§ **Stated goal**
Rewrite every line of the entries below as a numbered list, dropping any blank lines.

§ **Given data**
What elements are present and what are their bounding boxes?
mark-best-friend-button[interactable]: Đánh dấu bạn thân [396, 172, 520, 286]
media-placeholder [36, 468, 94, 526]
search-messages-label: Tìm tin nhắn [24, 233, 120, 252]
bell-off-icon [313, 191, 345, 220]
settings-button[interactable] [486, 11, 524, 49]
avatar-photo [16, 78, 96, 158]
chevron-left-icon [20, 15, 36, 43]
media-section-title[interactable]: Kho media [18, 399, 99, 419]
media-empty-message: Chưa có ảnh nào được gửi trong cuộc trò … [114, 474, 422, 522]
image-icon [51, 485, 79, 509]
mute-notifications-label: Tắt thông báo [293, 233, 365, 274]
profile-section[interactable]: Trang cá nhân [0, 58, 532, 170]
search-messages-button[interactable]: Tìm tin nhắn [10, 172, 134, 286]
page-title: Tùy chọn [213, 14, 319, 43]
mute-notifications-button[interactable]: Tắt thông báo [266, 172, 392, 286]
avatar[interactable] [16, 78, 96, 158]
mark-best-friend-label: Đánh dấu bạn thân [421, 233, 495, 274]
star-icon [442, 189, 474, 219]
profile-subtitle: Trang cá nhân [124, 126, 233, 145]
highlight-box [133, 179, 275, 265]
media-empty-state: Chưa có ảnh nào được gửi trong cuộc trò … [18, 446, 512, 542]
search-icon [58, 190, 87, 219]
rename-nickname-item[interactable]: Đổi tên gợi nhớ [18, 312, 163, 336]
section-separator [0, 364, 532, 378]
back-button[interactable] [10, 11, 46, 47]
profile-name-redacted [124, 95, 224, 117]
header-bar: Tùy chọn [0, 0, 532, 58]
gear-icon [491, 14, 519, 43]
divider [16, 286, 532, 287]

§ **Written response**
1. What elements are present and what are their bounding boxes?
2. mark-best-friend-button[interactable]: Đánh dấu bạn thân [396, 172, 520, 286]
3. media-placeholder [36, 468, 94, 526]
4. search-messages-label: Tìm tin nhắn [24, 233, 120, 252]
5. bell-off-icon [313, 191, 345, 220]
6. settings-button[interactable] [486, 11, 524, 49]
7. avatar-photo [16, 78, 96, 158]
8. chevron-left-icon [20, 15, 36, 43]
9. media-section-title[interactable]: Kho media [18, 399, 99, 419]
10. media-empty-message: Chưa có ảnh nào được gửi trong cuộc trò … [114, 474, 422, 522]
11. image-icon [51, 485, 79, 509]
12. mute-notifications-label: Tắt thông báo [293, 233, 365, 274]
13. profile-section[interactable]: Trang cá nhân [0, 58, 532, 170]
14. search-messages-button[interactable]: Tìm tin nhắn [10, 172, 134, 286]
15. page-title: Tùy chọn [213, 14, 319, 43]
16. mute-notifications-button[interactable]: Tắt thông báo [266, 172, 392, 286]
17. avatar[interactable] [16, 78, 96, 158]
18. mark-best-friend-label: Đánh dấu bạn thân [421, 233, 495, 274]
19. star-icon [442, 189, 474, 219]
20. profile-subtitle: Trang cá nhân [124, 126, 233, 145]
21. highlight-box [133, 179, 275, 265]
22. media-empty-state: Chưa có ảnh nào được gửi trong cuộc trò … [18, 446, 512, 542]
23. search-icon [58, 190, 87, 219]
24. rename-nickname-item[interactable]: Đổi tên gợi nhớ [18, 312, 163, 336]
25. section-separator [0, 364, 532, 378]
26. back-button[interactable] [10, 11, 46, 47]
27. profile-name-redacted [124, 95, 224, 117]
28. header-bar: Tùy chọn [0, 0, 532, 58]
29. gear-icon [491, 14, 519, 43]
30. divider [16, 286, 532, 287]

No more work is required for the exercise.